▸ SOURCE TEXT
=====

Ellen J. Durkee, Dept. of Justice, Washington, D.C. (F. Henry Habicht II, Asst. Atty. Gen.; Richard A. Stacy, U.S. Atty., for the Dist. of Wyo.; and Jacques G. Gelin, Dept. of Justice; and Marla Mansfield and William R. Murray, Jr., Office of the Solicitor, Dept. of the Interior, Washington, D.C.; and Michael J. Gippert and Pamela Piech, Office of General Counsel, Dept. of Agriculture, Washington, D.C., of counsel), for defendants-appellees.
Stanley K. Hathaway of Hathaway, Speight and Kunz, Cheyenne, Wyo. (Brent R. Kunz of Hathaway, Speight and Kunz, Cheyenne, Wyo., and Clyde O. Martz and Charles L. Kaiser of Davis, Graham & Stubbs, Denver, Colo., with him on the brief), for defendants-intervenors/appellees.
Constance E. Brooks and Matthew Y. Biscan of Mountain States Legal Foundation, Denver, Colo., for amicus curiae.
Before McKAY, SEYMOUR and TACHA, Circuit Judges.
McKAY, Circuit Judge.
Section 102(2)(C) of the National Environmental Policy Act of 1969, 42 U.S.C. Secs. 4321-4370 (1982 & Supp. III 1985) (NEPA), requires that all federal agencies prepare a detailed environmental impact statement (EIS) "in every recommendation or report on proposals for legislation and other major Federal actions significantly affecting the quality of the human environment." 42 U.S.C. Sec. 4332(2)(C). The plaintiffs in this suit contend that the Bureau of Land Management (BLM) unlawfully issued an oil and gas lease, and thereafter unlawfully approved an Application for Permit to Drill (APD) filed by the Marathon Oil Company, in contravention of both NEPA and the Endangered Species Act of 1973, 16 U.S.C. Secs. 1531-1543 (1982 & Supp. III 1985) (ESA). They appeal the district court's denial of a preliminary injunction enjoining the issuance of the permit to drill as well as its dismissal of their suit with prejudice.
In 1979, the Forest Service prepared an extensive environmental assessment (EA) exceeding 100 pages and addressing issuance of federal oil and gas leases in the Shoshone and other forests in the Rocky Mountain Region. Record, vol. 8, exhibit C. The EA explores various leasing alternatives, including issuance of leases without stipulations, issuance of leases with stipulations, and issuance of no leases. It examines the potential effects of each of these alternatives on energy use and conservation, on national forest administration, and, as its name indicates, on the environment. It concludes that "[o]il and gas lease issuance, as such, creates no environmental impacts. The imposition of appropriate stipulatory controls for operations subsequent to lease issuance can, in most cases, prevent or satisfactorily mitigate unacceptable environmental impacts." Id. at 14. Consequently, the Forest Service's announced preferred alternative is to recommend lease issuance with appropriate stipulations. Id. The EA specifically notes that prior to any drilling activity, the need for a site-specific, much more comprehensive EIS must be examined. Id. at app. sec. III.

=====

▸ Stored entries

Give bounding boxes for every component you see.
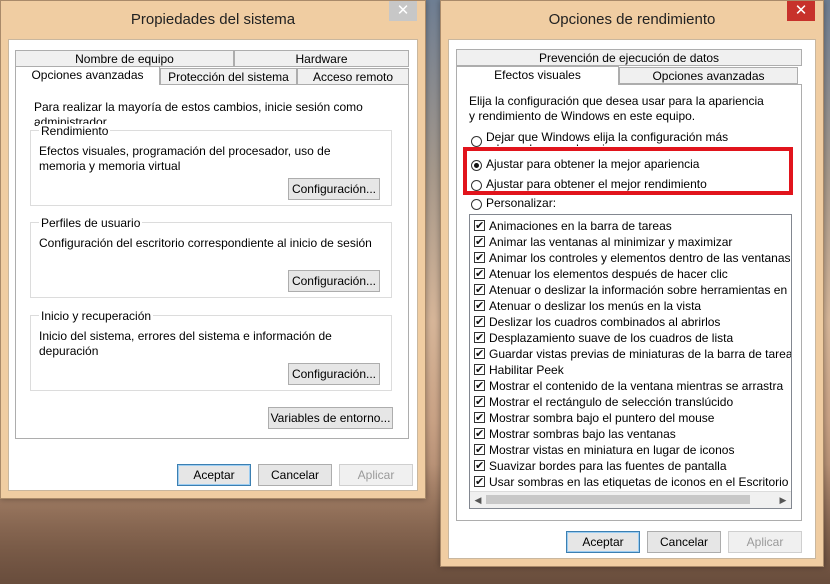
effect-label: Suavizar bordes para las fuentes de pant… (489, 459, 727, 473)
tab-opciones-avanzadas[interactable]: Opciones avanzadas (15, 66, 160, 85)
inicio-configuracion-button[interactable]: Configuración... (288, 363, 380, 385)
scroll-right-arrow-icon[interactable]: ▶ (775, 492, 791, 508)
checkbox[interactable] (474, 330, 485, 346)
cancel-button[interactable]: Cancelar (647, 531, 721, 553)
client-area: Nombre de equipo Hardware Opciones avanz… (8, 39, 418, 491)
effect-label: Mostrar sombra bajo el puntero del mouse (489, 411, 715, 425)
effect-label: Atenuar o deslizar los menús en la vista (489, 299, 702, 313)
effect-label: Desplazamiento suave de los cuadros de l… (489, 331, 734, 345)
radio-customize[interactable] (471, 199, 482, 210)
tab-acceso-remoto[interactable]: Acceso remoto (297, 68, 409, 85)
checkbox[interactable] (474, 394, 485, 410)
red-highlight-box (463, 147, 793, 195)
close-button[interactable]: ✕ (389, 1, 417, 21)
effect-label: Atenuar o deslizar la información sobre … (489, 283, 791, 297)
effect-label: Animar las ventanas al minimizar y maxim… (489, 235, 733, 249)
apply-button[interactable]: Aplicar (339, 464, 413, 486)
tab-efectos-visuales[interactable]: Efectos visuales (456, 66, 619, 85)
checkbox[interactable] (474, 426, 485, 442)
effect-label: Atenuar los elementos después de hacer c… (489, 267, 728, 281)
ok-button[interactable]: Aceptar (177, 464, 251, 486)
tab-panel: Para realizar la mayoría de estos cambio… (15, 84, 409, 439)
effect-label: Mostrar el contenido de la ventana mient… (489, 379, 784, 393)
checkbox[interactable] (474, 346, 485, 362)
rendimiento-configuracion-button[interactable]: Configuración... (288, 178, 380, 200)
tab-nombre-de-equipo[interactable]: Nombre de equipo (15, 50, 234, 67)
tab-panel: Elija la configuración que desea usar pa… (456, 84, 802, 521)
tab-hardware[interactable]: Hardware (234, 50, 409, 67)
performance-options-window: Opciones de rendimiento ✕ Prevención de … (440, 0, 824, 567)
group-perfiles-de-usuario: Perfiles de usuario Configuración del es… (30, 216, 392, 298)
group-description: Configuración del escritorio correspondi… (39, 236, 372, 250)
checkbox[interactable] (474, 378, 485, 394)
tab-proteccion-del-sistema[interactable]: Protección del sistema (160, 68, 297, 85)
effect-label: Guardar vistas previas de miniaturas de … (489, 347, 792, 361)
scroll-thumb[interactable] (486, 495, 750, 504)
effect-label: Mostrar vistas en miniatura en lugar de … (489, 443, 735, 457)
horizontal-scrollbar[interactable]: ◀ ▶ (470, 491, 791, 508)
group-description: Efectos visuales, programación del proce… (39, 144, 331, 173)
effect-label: Mostrar el rectángulo de selección trans… (489, 395, 734, 409)
apply-button[interactable]: Aplicar (728, 531, 802, 553)
titlebar[interactable]: Opciones de rendimiento ✕ (441, 1, 823, 37)
effect-label: Usar sombras en las etiquetas de iconos … (489, 475, 789, 489)
scroll-left-arrow-icon[interactable]: ◀ (470, 492, 486, 508)
ok-button[interactable]: Aceptar (566, 531, 640, 553)
perfiles-configuracion-button[interactable]: Configuración... (288, 270, 380, 292)
group-rendimiento: Rendimiento Efectos visuales, programaci… (30, 124, 392, 206)
group-title: Perfiles de usuario (39, 216, 143, 230)
checkbox[interactable] (474, 314, 485, 330)
checkbox[interactable] (474, 474, 485, 490)
effect-label: Deslizar los cuadros combinados al abrir… (489, 315, 721, 329)
effect-label: Mostrar sombras bajo las ventanas (489, 427, 676, 441)
radio-label: Personalizar: (486, 196, 557, 210)
intro-text: Elija la configuración que desea usar pa… (469, 94, 764, 123)
group-title: Inicio y recuperación (39, 309, 154, 323)
close-button[interactable]: ✕ (787, 1, 815, 21)
checkbox[interactable] (474, 282, 485, 298)
radio-windows-choose[interactable] (471, 136, 482, 147)
client-area: Prevención de ejecución de datos Efectos… (448, 39, 816, 559)
system-properties-window: Propiedades del sistema ✕ Nombre de equi… (0, 0, 426, 499)
checkbox[interactable] (474, 266, 485, 282)
tab-opciones-avanzadas[interactable]: Opciones avanzadas (619, 67, 798, 84)
group-inicio-y-recuperacion: Inicio y recuperación Inicio del sistema… (30, 309, 392, 391)
effect-label: Animaciones en la barra de tareas (489, 219, 672, 233)
titlebar[interactable]: Propiedades del sistema ✕ (1, 1, 425, 37)
checkbox[interactable] (474, 410, 485, 426)
visual-effects-list[interactable]: Animaciones en la barra de tareas Animar … (469, 214, 792, 509)
effect-label: Animar los controles y elementos dentro … (489, 251, 791, 265)
checkbox[interactable] (474, 362, 485, 378)
checkbox[interactable] (474, 458, 485, 474)
checkbox[interactable] (474, 218, 485, 234)
group-title: Rendimiento (39, 124, 111, 138)
checkbox[interactable] (474, 298, 485, 314)
radio-label: Dejar que Windows elija la configuración… (486, 131, 729, 146)
checkbox[interactable] (474, 442, 485, 458)
tab-prevencion-ejecucion-datos[interactable]: Prevención de ejecución de datos (456, 49, 802, 66)
variables-de-entorno-button[interactable]: Variables de entorno... (268, 407, 393, 429)
checkbox[interactable] (474, 234, 485, 250)
cancel-button[interactable]: Cancelar (258, 464, 332, 486)
window-title: Propiedades del sistema (130, 11, 296, 28)
group-description: Inicio del sistema, errores del sistema … (39, 329, 332, 358)
window-title: Opciones de rendimiento (548, 11, 716, 28)
effect-label: Habilitar Peek (489, 363, 564, 377)
checkbox[interactable] (474, 250, 485, 266)
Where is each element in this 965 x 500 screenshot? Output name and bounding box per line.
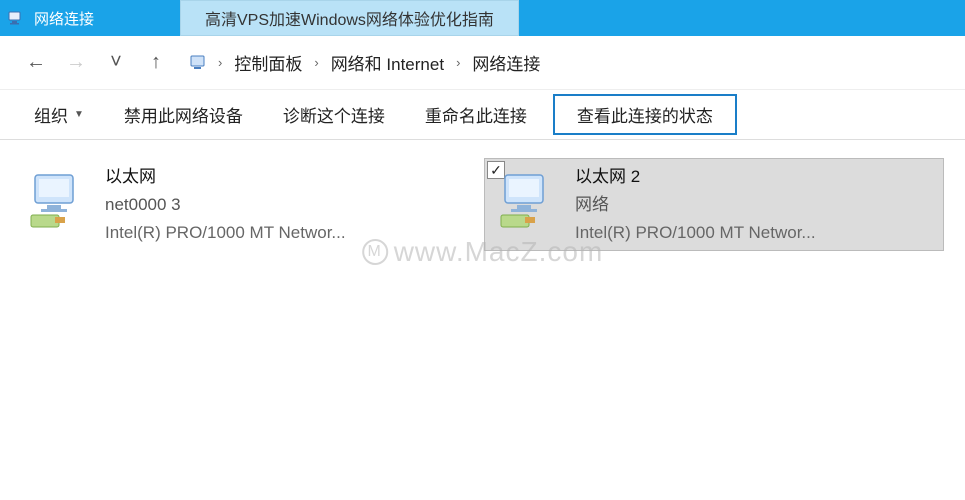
connection-status: 网络: [575, 193, 816, 217]
breadcrumb-sep: ›: [312, 55, 320, 70]
breadcrumb-sep: ›: [216, 55, 224, 70]
connection-item-ethernet[interactable]: 以太网 net0000 3 Intel(R) PRO/1000 MT Netwo…: [14, 158, 474, 251]
ethernet-adapter-icon: [23, 165, 93, 235]
control-panel-icon: [188, 52, 210, 74]
forward-button[interactable]: →: [58, 45, 94, 81]
connection-device: Intel(R) PRO/1000 MT Networ...: [575, 221, 816, 245]
crumb-network-internet[interactable]: 网络和 Internet: [327, 48, 448, 77]
network-connections-icon: [6, 8, 26, 28]
organize-menu[interactable]: 组织 ▼: [20, 96, 98, 133]
overlay-banner: 高清VPS加速Windows网络体验优化指南: [180, 0, 519, 36]
breadcrumb[interactable]: › 控制面板 › 网络和 Internet › 网络连接: [188, 48, 544, 77]
disable-device-button[interactable]: 禁用此网络设备: [110, 96, 257, 133]
connection-status: net0000 3: [105, 193, 346, 217]
crumb-control-panel[interactable]: 控制面板: [230, 48, 306, 77]
crumb-network-connections[interactable]: 网络连接: [468, 48, 544, 77]
command-toolbar: 组织 ▼ 禁用此网络设备 诊断这个连接 重命名此连接 查看此连接的状态: [0, 90, 965, 140]
up-button[interactable]: ↑: [138, 45, 174, 81]
connection-item-ethernet-2[interactable]: ✓ 以太网 2 网络 Intel(R) PRO/1000 MT Networ..…: [484, 158, 944, 251]
back-button[interactable]: ←: [18, 45, 54, 81]
ethernet-adapter-icon: [493, 165, 563, 235]
recent-locations-button[interactable]: ˅: [98, 45, 134, 81]
connections-list: 以太网 net0000 3 Intel(R) PRO/1000 MT Netwo…: [0, 140, 965, 269]
connection-details: 以太网 2 网络 Intel(R) PRO/1000 MT Networ...: [575, 165, 816, 244]
breadcrumb-sep: ›: [454, 55, 462, 70]
arrow-up-icon: ↑: [151, 51, 161, 74]
connection-details: 以太网 net0000 3 Intel(R) PRO/1000 MT Netwo…: [105, 165, 346, 244]
chevron-down-icon: ▼: [74, 109, 84, 120]
rename-connection-button[interactable]: 重命名此连接: [411, 96, 541, 133]
banner-text: 高清VPS加速Windows网络体验优化指南: [205, 6, 494, 30]
arrow-left-icon: ←: [26, 51, 46, 74]
connection-name: 以太网 2: [575, 165, 816, 189]
window-title: 网络连接: [34, 8, 94, 29]
diagnose-connection-button[interactable]: 诊断这个连接: [269, 96, 399, 133]
navigation-bar: ← → ˅ ↑ › 控制面板 › 网络和 Internet › 网络连接: [0, 36, 965, 90]
connection-device: Intel(R) PRO/1000 MT Networ...: [105, 221, 346, 245]
view-status-button[interactable]: 查看此连接的状态: [553, 94, 737, 135]
arrow-right-icon: →: [66, 51, 86, 74]
connection-name: 以太网: [105, 165, 346, 189]
chevron-down-icon: ˅: [110, 51, 122, 74]
organize-label: 组织: [34, 102, 68, 127]
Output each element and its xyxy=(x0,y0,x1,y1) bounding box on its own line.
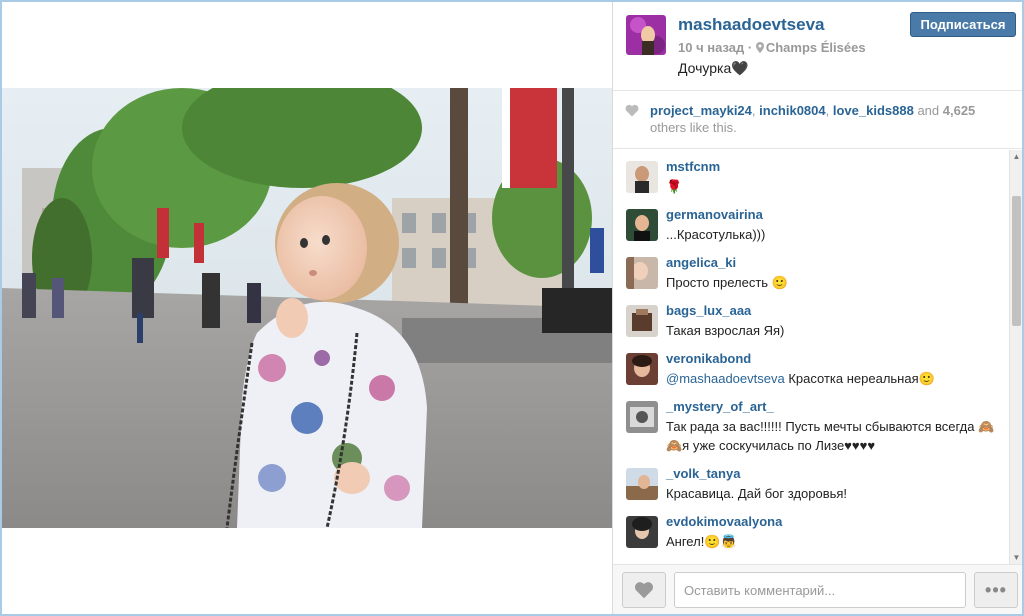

=====

▸ GOALS
1 - Please quote the court opinion word for word, everything from "Stanley K. Hathaway" down to "TACHA, Circuit Judges.".
2 - According to the court opinion, why does the Forest Service name lease issuance with appropriate stipulations as its preferred alternative? Answer in one to three sentences.

▸ THE RESPONSES
1 -
Stanley K. Hathaway of Hathaway, Speight and Kunz, Cheyenne, Wyo. (Brent R. Kunz of Hathaway, Speight and Kunz, Cheyenne, Wyo., and Clyde O. Martz and Charles L. Kaiser of Davis, Graham & Stubbs, Denver, Colo., with him on the brief), for defendants-intervenors/appellees.
Constance E. Brooks and Matthew Y. Biscan of Mountain States Legal Foundation, Denver, Colo., for amicus curiae.
Before McKAY, SEYMOUR and TACHA, Circuit Judges.

2 - The environmental assessment concludes that oil and gas lease issuance, as such, creates no environmental impacts. It also finds that appropriate stipulatory controls on operations after lease issuance can, in most cases, prevent or satisfactorily mitigate unacceptable environmental impacts.